--- TASK PROMPT ---
Retype all material exactly. Pictures stay out of the copy.
DATA SHOWN start
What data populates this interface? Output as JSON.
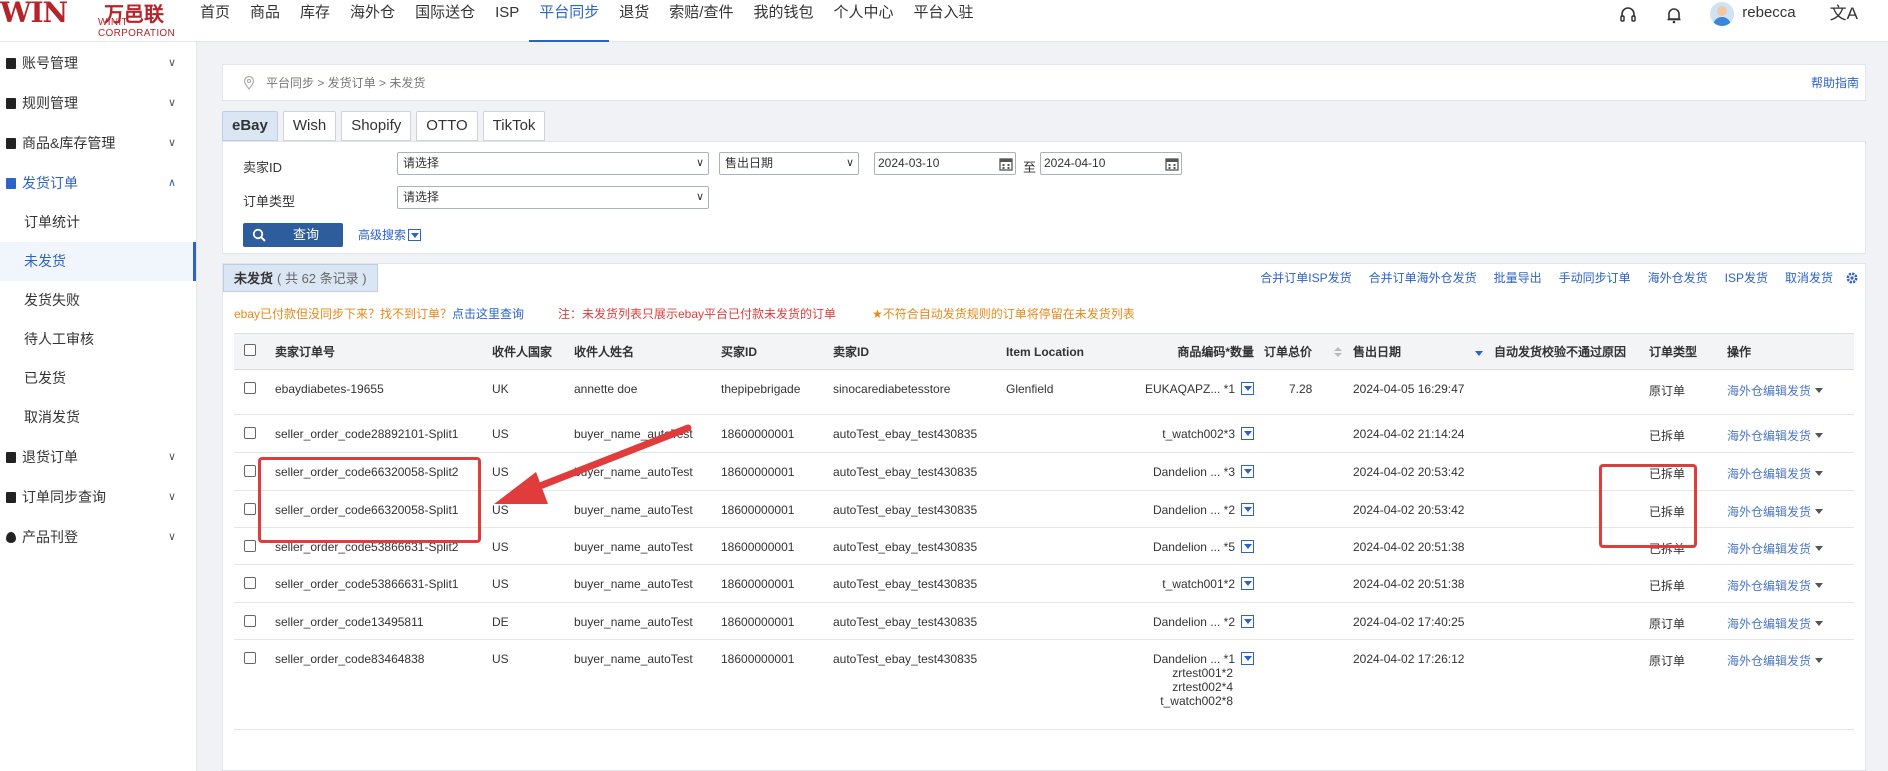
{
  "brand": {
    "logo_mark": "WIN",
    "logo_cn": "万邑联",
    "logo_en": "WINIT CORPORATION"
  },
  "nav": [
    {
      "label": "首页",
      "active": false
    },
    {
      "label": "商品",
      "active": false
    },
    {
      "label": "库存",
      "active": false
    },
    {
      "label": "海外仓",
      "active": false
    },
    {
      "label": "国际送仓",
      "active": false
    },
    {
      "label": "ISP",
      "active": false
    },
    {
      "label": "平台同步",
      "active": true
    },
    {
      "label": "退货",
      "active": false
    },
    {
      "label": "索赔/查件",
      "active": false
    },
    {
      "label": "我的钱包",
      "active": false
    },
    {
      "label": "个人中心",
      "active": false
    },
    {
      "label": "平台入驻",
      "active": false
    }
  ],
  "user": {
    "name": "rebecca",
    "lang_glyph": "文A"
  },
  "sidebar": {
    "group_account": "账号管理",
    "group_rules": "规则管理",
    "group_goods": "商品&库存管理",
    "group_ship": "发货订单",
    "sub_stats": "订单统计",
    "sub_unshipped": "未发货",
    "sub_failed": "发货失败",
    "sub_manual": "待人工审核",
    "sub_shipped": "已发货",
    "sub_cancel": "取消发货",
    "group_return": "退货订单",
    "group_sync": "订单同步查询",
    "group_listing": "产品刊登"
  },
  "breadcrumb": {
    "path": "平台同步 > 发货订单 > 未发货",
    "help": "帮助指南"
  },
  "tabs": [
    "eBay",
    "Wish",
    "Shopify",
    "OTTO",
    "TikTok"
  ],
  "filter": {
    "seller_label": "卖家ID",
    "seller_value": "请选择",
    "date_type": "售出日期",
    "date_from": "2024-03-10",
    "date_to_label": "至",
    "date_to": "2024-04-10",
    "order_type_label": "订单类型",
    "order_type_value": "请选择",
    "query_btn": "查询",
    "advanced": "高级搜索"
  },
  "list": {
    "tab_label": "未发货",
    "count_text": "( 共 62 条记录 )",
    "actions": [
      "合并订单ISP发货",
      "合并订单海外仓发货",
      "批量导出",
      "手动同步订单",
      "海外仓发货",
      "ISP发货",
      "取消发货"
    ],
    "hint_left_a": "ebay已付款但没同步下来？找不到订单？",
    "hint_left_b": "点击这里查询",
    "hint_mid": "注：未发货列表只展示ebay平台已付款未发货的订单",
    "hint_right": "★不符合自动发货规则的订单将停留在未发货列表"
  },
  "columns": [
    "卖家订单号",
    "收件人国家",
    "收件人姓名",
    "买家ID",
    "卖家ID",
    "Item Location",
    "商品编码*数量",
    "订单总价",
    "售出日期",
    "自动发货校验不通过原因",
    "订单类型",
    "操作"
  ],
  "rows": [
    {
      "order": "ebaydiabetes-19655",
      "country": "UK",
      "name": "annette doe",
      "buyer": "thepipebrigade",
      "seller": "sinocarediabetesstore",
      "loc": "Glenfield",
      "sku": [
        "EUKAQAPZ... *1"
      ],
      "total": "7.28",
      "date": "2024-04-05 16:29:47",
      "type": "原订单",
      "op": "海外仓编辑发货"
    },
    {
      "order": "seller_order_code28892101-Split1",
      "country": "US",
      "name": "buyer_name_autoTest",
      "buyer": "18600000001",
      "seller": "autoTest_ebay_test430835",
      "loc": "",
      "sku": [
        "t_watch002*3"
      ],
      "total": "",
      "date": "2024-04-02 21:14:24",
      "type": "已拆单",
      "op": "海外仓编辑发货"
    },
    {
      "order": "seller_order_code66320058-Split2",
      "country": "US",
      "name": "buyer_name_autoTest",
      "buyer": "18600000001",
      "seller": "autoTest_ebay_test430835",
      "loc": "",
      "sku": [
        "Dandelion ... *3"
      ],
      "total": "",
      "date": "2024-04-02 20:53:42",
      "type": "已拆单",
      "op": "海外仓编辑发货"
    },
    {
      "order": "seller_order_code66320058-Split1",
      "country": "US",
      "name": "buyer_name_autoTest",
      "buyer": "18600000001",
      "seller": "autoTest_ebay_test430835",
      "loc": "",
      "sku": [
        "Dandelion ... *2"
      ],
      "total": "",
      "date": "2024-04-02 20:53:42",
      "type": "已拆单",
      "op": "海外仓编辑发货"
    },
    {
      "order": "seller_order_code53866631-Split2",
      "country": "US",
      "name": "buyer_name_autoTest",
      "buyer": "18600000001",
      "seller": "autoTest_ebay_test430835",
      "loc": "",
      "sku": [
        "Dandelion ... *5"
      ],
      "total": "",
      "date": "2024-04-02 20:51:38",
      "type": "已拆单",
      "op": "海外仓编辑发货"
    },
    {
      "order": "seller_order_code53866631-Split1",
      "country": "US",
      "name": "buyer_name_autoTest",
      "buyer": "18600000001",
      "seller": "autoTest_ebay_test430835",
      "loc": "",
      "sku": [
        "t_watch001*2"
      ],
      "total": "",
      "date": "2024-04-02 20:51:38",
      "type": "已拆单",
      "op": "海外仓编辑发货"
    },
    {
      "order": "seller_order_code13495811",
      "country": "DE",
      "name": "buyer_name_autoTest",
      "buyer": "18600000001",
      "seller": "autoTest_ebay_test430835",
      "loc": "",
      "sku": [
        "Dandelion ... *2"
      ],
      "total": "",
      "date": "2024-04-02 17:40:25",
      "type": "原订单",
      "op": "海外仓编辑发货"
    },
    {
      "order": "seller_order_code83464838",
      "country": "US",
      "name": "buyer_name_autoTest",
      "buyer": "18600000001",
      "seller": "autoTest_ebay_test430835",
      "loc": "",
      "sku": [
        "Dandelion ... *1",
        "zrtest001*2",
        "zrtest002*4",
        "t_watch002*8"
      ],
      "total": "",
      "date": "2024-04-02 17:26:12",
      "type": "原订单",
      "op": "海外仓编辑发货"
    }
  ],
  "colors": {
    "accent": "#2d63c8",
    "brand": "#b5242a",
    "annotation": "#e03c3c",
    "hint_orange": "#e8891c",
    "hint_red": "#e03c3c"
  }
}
DATA SHOWN end
--- IN RESPONSE ---
What data populates this interface? Output as JSON.
{
  "brand": {
    "logo_mark": "WIN",
    "logo_cn": "万邑联",
    "logo_en": "WINIT CORPORATION"
  },
  "nav": [
    {
      "label": "首页",
      "active": false
    },
    {
      "label": "商品",
      "active": false
    },
    {
      "label": "库存",
      "active": false
    },
    {
      "label": "海外仓",
      "active": false
    },
    {
      "label": "国际送仓",
      "active": false
    },
    {
      "label": "ISP",
      "active": false
    },
    {
      "label": "平台同步",
      "active": true
    },
    {
      "label": "退货",
      "active": false
    },
    {
      "label": "索赔/查件",
      "active": false
    },
    {
      "label": "我的钱包",
      "active": false
    },
    {
      "label": "个人中心",
      "active": false
    },
    {
      "label": "平台入驻",
      "active": false
    }
  ],
  "user": {
    "name": "rebecca",
    "lang_glyph": "文A"
  },
  "sidebar": {
    "group_account": "账号管理",
    "group_rules": "规则管理",
    "group_goods": "商品&库存管理",
    "group_ship": "发货订单",
    "sub_stats": "订单统计",
    "sub_unshipped": "未发货",
    "sub_failed": "发货失败",
    "sub_manual": "待人工审核",
    "sub_shipped": "已发货",
    "sub_cancel": "取消发货",
    "group_return": "退货订单",
    "group_sync": "订单同步查询",
    "group_listing": "产品刊登"
  },
  "breadcrumb": {
    "path": "平台同步 > 发货订单 > 未发货",
    "help": "帮助指南"
  },
  "tabs": [
    "eBay",
    "Wish",
    "Shopify",
    "OTTO",
    "TikTok"
  ],
  "filter": {
    "seller_label": "卖家ID",
    "seller_value": "请选择",
    "date_type": "售出日期",
    "date_from": "2024-03-10",
    "date_to_label": "至",
    "date_to": "2024-04-10",
    "order_type_label": "订单类型",
    "order_type_value": "请选择",
    "query_btn": "查询",
    "advanced": "高级搜索"
  },
  "list": {
    "tab_label": "未发货",
    "count_text": "( 共 62 条记录 )",
    "actions": [
      "合并订单ISP发货",
      "合并订单海外仓发货",
      "批量导出",
      "手动同步订单",
      "海外仓发货",
      "ISP发货",
      "取消发货"
    ],
    "hint_left_a": "ebay已付款但没同步下来？找不到订单？",
    "hint_left_b": "点击这里查询",
    "hint_mid": "注：未发货列表只展示ebay平台已付款未发货的订单",
    "hint_right": "★不符合自动发货规则的订单将停留在未发货列表"
  },
  "columns": [
    "卖家订单号",
    "收件人国家",
    "收件人姓名",
    "买家ID",
    "卖家ID",
    "Item Location",
    "商品编码*数量",
    "订单总价",
    "售出日期",
    "自动发货校验不通过原因",
    "订单类型",
    "操作"
  ],
  "rows": [
    {
      "order": "ebaydiabetes-19655",
      "country": "UK",
      "name": "annette doe",
      "buyer": "thepipebrigade",
      "seller": "sinocarediabetesstore",
      "loc": "Glenfield",
      "sku": [
        "EUKAQAPZ... *1"
      ],
      "total": "7.28",
      "date": "2024-04-05 16:29:47",
      "type": "原订单",
      "op": "海外仓编辑发货"
    },
    {
      "order": "seller_order_code28892101-Split1",
      "country": "US",
      "name": "buyer_name_autoTest",
      "buyer": "18600000001",
      "seller": "autoTest_ebay_test430835",
      "loc": "",
      "sku": [
        "t_watch002*3"
      ],
      "total": "",
      "date": "2024-04-02 21:14:24",
      "type": "已拆单",
      "op": "海外仓编辑发货"
    },
    {
      "order": "seller_order_code66320058-Split2",
      "country": "US",
      "name": "buyer_name_autoTest",
      "buyer": "18600000001",
      "seller": "autoTest_ebay_test430835",
      "loc": "",
      "sku": [
        "Dandelion ... *3"
      ],
      "total": "",
      "date": "2024-04-02 20:53:42",
      "type": "已拆单",
      "op": "海外仓编辑发货"
    },
    {
      "order": "seller_order_code66320058-Split1",
      "country": "US",
      "name": "buyer_name_autoTest",
      "buyer": "18600000001",
      "seller": "autoTest_ebay_test430835",
      "loc": "",
      "sku": [
        "Dandelion ... *2"
      ],
      "total": "",
      "date": "2024-04-02 20:53:42",
      "type": "已拆单",
      "op": "海外仓编辑发货"
    },
    {
      "order": "seller_order_code53866631-Split2",
      "country": "US",
      "name": "buyer_name_autoTest",
      "buyer": "18600000001",
      "seller": "autoTest_ebay_test430835",
      "loc": "",
      "sku": [
        "Dandelion ... *5"
      ],
      "total": "",
      "date": "2024-04-02 20:51:38",
      "type": "已拆单",
      "op": "海外仓编辑发货"
    },
    {
      "order": "seller_order_code53866631-Split1",
      "country": "US",
      "name": "buyer_name_autoTest",
      "buyer": "18600000001",
      "seller": "autoTest_ebay_test430835",
      "loc": "",
      "sku": [
        "t_watch001*2"
      ],
      "total": "",
      "date": "2024-04-02 20:51:38",
      "type": "已拆单",
      "op": "海外仓编辑发货"
    },
    {
      "order": "seller_order_code13495811",
      "country": "DE",
      "name": "buyer_name_autoTest",
      "buyer": "18600000001",
      "seller": "autoTest_ebay_test430835",
      "loc": "",
      "sku": [
        "Dandelion ... *2"
      ],
      "total": "",
      "date": "2024-04-02 17:40:25",
      "type": "原订单",
      "op": "海外仓编辑发货"
    },
    {
      "order": "seller_order_code83464838",
      "country": "US",
      "name": "buyer_name_autoTest",
      "buyer": "18600000001",
      "seller": "autoTest_ebay_test430835",
      "loc": "",
      "sku": [
        "Dandelion ... *1",
        "zrtest001*2",
        "zrtest002*4",
        "t_watch002*8"
      ],
      "total": "",
      "date": "2024-04-02 17:26:12",
      "type": "原订单",
      "op": "海外仓编辑发货"
    }
  ],
  "colors": {
    "accent": "#2d63c8",
    "brand": "#b5242a",
    "annotation": "#e03c3c",
    "hint_orange": "#e8891c",
    "hint_red": "#e03c3c"
  }
}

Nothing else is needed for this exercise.